→ Exercise requirements
Repeat, without any change, the entries presented below.

→ Dataset rows about figures

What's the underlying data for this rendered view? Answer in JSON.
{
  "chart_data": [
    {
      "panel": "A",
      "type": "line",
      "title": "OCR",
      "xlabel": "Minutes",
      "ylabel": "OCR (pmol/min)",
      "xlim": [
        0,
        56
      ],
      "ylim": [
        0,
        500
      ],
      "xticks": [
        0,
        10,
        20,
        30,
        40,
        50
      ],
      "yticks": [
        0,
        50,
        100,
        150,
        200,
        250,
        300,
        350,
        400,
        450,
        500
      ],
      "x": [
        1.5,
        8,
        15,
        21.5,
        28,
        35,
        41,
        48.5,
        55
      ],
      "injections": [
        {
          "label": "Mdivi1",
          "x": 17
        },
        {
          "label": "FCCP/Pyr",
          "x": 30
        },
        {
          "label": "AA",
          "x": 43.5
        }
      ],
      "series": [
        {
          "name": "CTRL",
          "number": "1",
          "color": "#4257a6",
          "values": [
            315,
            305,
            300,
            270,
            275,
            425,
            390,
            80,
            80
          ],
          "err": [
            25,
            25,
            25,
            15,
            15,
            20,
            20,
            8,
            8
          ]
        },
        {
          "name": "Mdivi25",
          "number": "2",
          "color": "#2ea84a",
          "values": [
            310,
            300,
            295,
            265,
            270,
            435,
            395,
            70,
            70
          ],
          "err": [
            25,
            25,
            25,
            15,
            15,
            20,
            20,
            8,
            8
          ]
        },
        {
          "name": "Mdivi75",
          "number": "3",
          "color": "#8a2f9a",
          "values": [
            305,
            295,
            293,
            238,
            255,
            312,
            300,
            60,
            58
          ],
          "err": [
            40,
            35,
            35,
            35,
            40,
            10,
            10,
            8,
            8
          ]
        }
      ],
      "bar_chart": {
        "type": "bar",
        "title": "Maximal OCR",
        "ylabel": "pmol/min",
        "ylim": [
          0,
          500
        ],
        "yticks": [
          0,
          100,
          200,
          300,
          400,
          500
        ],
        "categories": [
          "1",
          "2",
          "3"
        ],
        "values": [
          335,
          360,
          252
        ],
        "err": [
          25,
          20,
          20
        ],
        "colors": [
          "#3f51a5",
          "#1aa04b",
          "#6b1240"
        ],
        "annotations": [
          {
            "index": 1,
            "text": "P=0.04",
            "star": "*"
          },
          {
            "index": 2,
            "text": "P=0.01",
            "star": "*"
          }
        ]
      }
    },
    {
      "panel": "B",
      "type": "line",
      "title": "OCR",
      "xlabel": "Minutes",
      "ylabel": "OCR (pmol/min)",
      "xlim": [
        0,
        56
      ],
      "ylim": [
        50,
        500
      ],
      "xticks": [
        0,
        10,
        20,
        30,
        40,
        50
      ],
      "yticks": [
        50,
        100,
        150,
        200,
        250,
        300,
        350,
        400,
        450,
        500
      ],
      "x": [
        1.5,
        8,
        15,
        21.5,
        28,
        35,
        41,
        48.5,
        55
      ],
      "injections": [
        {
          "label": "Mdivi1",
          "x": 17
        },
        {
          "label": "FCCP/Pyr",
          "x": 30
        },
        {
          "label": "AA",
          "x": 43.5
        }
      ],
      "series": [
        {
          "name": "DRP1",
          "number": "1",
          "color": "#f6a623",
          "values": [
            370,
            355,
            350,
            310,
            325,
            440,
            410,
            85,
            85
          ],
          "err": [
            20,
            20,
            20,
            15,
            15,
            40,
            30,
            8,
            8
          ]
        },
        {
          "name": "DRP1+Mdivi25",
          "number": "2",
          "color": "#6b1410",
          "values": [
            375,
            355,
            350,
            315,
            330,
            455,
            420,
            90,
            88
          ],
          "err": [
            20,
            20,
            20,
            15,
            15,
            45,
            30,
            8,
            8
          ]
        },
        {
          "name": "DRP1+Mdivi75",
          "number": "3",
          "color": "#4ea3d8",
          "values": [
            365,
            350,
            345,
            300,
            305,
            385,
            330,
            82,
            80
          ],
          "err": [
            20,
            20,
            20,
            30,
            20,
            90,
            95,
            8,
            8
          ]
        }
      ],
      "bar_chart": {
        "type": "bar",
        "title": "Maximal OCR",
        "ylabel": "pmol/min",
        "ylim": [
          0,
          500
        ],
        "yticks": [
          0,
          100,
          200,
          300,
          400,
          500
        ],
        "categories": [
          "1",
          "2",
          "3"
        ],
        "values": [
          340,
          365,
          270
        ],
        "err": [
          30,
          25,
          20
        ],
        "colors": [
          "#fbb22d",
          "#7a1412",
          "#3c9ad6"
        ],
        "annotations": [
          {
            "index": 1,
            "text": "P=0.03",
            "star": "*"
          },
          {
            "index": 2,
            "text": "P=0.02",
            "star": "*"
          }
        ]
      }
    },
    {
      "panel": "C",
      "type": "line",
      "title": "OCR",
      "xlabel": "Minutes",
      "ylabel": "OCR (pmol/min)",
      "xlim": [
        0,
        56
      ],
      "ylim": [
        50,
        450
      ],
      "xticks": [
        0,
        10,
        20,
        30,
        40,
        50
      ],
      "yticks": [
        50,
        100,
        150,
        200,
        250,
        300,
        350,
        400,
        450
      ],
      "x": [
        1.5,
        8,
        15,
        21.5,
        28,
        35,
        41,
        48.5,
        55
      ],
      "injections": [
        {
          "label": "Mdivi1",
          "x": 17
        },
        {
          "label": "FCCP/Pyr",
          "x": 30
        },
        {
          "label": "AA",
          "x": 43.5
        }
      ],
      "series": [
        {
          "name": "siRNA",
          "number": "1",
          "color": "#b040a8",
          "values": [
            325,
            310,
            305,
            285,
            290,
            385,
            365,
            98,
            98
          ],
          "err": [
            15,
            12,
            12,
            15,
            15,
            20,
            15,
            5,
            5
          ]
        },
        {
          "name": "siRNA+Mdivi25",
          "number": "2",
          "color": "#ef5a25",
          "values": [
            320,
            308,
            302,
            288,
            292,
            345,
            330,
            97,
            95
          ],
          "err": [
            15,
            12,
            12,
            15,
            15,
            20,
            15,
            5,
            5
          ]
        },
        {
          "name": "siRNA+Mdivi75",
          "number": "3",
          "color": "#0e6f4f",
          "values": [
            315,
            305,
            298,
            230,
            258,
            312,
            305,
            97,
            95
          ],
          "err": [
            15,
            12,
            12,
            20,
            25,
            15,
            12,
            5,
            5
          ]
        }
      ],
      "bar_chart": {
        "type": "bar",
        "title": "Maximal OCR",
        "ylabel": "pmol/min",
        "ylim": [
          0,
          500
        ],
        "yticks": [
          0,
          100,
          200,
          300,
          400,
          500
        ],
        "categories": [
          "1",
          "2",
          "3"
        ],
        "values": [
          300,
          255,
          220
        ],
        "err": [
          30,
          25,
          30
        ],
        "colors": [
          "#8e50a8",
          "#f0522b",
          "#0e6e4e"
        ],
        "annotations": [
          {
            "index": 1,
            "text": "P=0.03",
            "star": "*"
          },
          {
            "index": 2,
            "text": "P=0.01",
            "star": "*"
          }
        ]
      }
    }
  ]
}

→ Full response
What's the underlying data for this rendered view? Answer in JSON.
{
  "chart_data": [
    {
      "panel": "A",
      "type": "line",
      "title": "OCR",
      "xlabel": "Minutes",
      "ylabel": "OCR (pmol/min)",
      "xlim": [
        0,
        56
      ],
      "ylim": [
        0,
        500
      ],
      "xticks": [
        0,
        10,
        20,
        30,
        40,
        50
      ],
      "yticks": [
        0,
        50,
        100,
        150,
        200,
        250,
        300,
        350,
        400,
        450,
        500
      ],
      "x": [
        1.5,
        8,
        15,
        21.5,
        28,
        35,
        41,
        48.5,
        55
      ],
      "injections": [
        {
          "label": "Mdivi1",
          "x": 17
        },
        {
          "label": "FCCP/Pyr",
          "x": 30
        },
        {
          "label": "AA",
          "x": 43.5
        }
      ],
      "series": [
        {
          "name": "CTRL",
          "number": "1",
          "color": "#4257a6",
          "values": [
            315,
            305,
            300,
            270,
            275,
            425,
            390,
            80,
            80
          ],
          "err": [
            25,
            25,
            25,
            15,
            15,
            20,
            20,
            8,
            8
          ]
        },
        {
          "name": "Mdivi25",
          "number": "2",
          "color": "#2ea84a",
          "values": [
            310,
            300,
            295,
            265,
            270,
            435,
            395,
            70,
            70
          ],
          "err": [
            25,
            25,
            25,
            15,
            15,
            20,
            20,
            8,
            8
          ]
        },
        {
          "name": "Mdivi75",
          "number": "3",
          "color": "#8a2f9a",
          "values": [
            305,
            295,
            293,
            238,
            255,
            312,
            300,
            60,
            58
          ],
          "err": [
            40,
            35,
            35,
            35,
            40,
            10,
            10,
            8,
            8
          ]
        }
      ],
      "bar_chart": {
        "type": "bar",
        "title": "Maximal OCR",
        "ylabel": "pmol/min",
        "ylim": [
          0,
          500
        ],
        "yticks": [
          0,
          100,
          200,
          300,
          400,
          500
        ],
        "categories": [
          "1",
          "2",
          "3"
        ],
        "values": [
          335,
          360,
          252
        ],
        "err": [
          25,
          20,
          20
        ],
        "colors": [
          "#3f51a5",
          "#1aa04b",
          "#6b1240"
        ],
        "annotations": [
          {
            "index": 1,
            "text": "P=0.04",
            "star": "*"
          },
          {
            "index": 2,
            "text": "P=0.01",
            "star": "*"
          }
        ]
      }
    },
    {
      "panel": "B",
      "type": "line",
      "title": "OCR",
      "xlabel": "Minutes",
      "ylabel": "OCR (pmol/min)",
      "xlim": [
        0,
        56
      ],
      "ylim": [
        50,
        500
      ],
      "xticks": [
        0,
        10,
        20,
        30,
        40,
        50
      ],
      "yticks": [
        50,
        100,
        150,
        200,
        250,
        300,
        350,
        400,
        450,
        500
      ],
      "x": [
        1.5,
        8,
        15,
        21.5,
        28,
        35,
        41,
        48.5,
        55
      ],
      "injections": [
        {
          "label": "Mdivi1",
          "x": 17
        },
        {
          "label": "FCCP/Pyr",
          "x": 30
        },
        {
          "label": "AA",
          "x": 43.5
        }
      ],
      "series": [
        {
          "name": "DRP1",
          "number": "1",
          "color": "#f6a623",
          "values": [
            370,
            355,
            350,
            310,
            325,
            440,
            410,
            85,
            85
          ],
          "err": [
            20,
            20,
            20,
            15,
            15,
            40,
            30,
            8,
            8
          ]
        },
        {
          "name": "DRP1+Mdivi25",
          "number": "2",
          "color": "#6b1410",
          "values": [
            375,
            355,
            350,
            315,
            330,
            455,
            420,
            90,
            88
          ],
          "err": [
            20,
            20,
            20,
            15,
            15,
            45,
            30,
            8,
            8
          ]
        },
        {
          "name": "DRP1+Mdivi75",
          "number": "3",
          "color": "#4ea3d8",
          "values": [
            365,
            350,
            345,
            300,
            305,
            385,
            330,
            82,
            80
          ],
          "err": [
            20,
            20,
            20,
            30,
            20,
            90,
            95,
            8,
            8
          ]
        }
      ],
      "bar_chart": {
        "type": "bar",
        "title": "Maximal OCR",
        "ylabel": "pmol/min",
        "ylim": [
          0,
          500
        ],
        "yticks": [
          0,
          100,
          200,
          300,
          400,
          500
        ],
        "categories": [
          "1",
          "2",
          "3"
        ],
        "values": [
          340,
          365,
          270
        ],
        "err": [
          30,
          25,
          20
        ],
        "colors": [
          "#fbb22d",
          "#7a1412",
          "#3c9ad6"
        ],
        "annotations": [
          {
            "index": 1,
            "text": "P=0.03",
            "star": "*"
          },
          {
            "index": 2,
            "text": "P=0.02",
            "star": "*"
          }
        ]
      }
    },
    {
      "panel": "C",
      "type": "line",
      "title": "OCR",
      "xlabel": "Minutes",
      "ylabel": "OCR (pmol/min)",
      "xlim": [
        0,
        56
      ],
      "ylim": [
        50,
        450
      ],
      "xticks": [
        0,
        10,
        20,
        30,
        40,
        50
      ],
      "yticks": [
        50,
        100,
        150,
        200,
        250,
        300,
        350,
        400,
        450
      ],
      "x": [
        1.5,
        8,
        15,
        21.5,
        28,
        35,
        41,
        48.5,
        55
      ],
      "injections": [
        {
          "label": "Mdivi1",
          "x": 17
        },
        {
          "label": "FCCP/Pyr",
          "x": 30
        },
        {
          "label": "AA",
          "x": 43.5
        }
      ],
      "series": [
        {
          "name": "siRNA",
          "number": "1",
          "color": "#b040a8",
          "values": [
            325,
            310,
            305,
            285,
            290,
            385,
            365,
            98,
            98
          ],
          "err": [
            15,
            12,
            12,
            15,
            15,
            20,
            15,
            5,
            5
          ]
        },
        {
          "name": "siRNA+Mdivi25",
          "number": "2",
          "color": "#ef5a25",
          "values": [
            320,
            308,
            302,
            288,
            292,
            345,
            330,
            97,
            95
          ],
          "err": [
            15,
            12,
            12,
            15,
            15,
            20,
            15,
            5,
            5
          ]
        },
        {
          "name": "siRNA+Mdivi75",
          "number": "3",
          "color": "#0e6f4f",
          "values": [
            315,
            305,
            298,
            230,
            258,
            312,
            305,
            97,
            95
          ],
          "err": [
            15,
            12,
            12,
            20,
            25,
            15,
            12,
            5,
            5
          ]
        }
      ],
      "bar_chart": {
        "type": "bar",
        "title": "Maximal OCR",
        "ylabel": "pmol/min",
        "ylim": [
          0,
          500
        ],
        "yticks": [
          0,
          100,
          200,
          300,
          400,
          500
        ],
        "categories": [
          "1",
          "2",
          "3"
        ],
        "values": [
          300,
          255,
          220
        ],
        "err": [
          30,
          25,
          30
        ],
        "colors": [
          "#8e50a8",
          "#f0522b",
          "#0e6e4e"
        ],
        "annotations": [
          {
            "index": 1,
            "text": "P=0.03",
            "star": "*"
          },
          {
            "index": 2,
            "text": "P=0.01",
            "star": "*"
          }
        ]
      }
    }
  ]
}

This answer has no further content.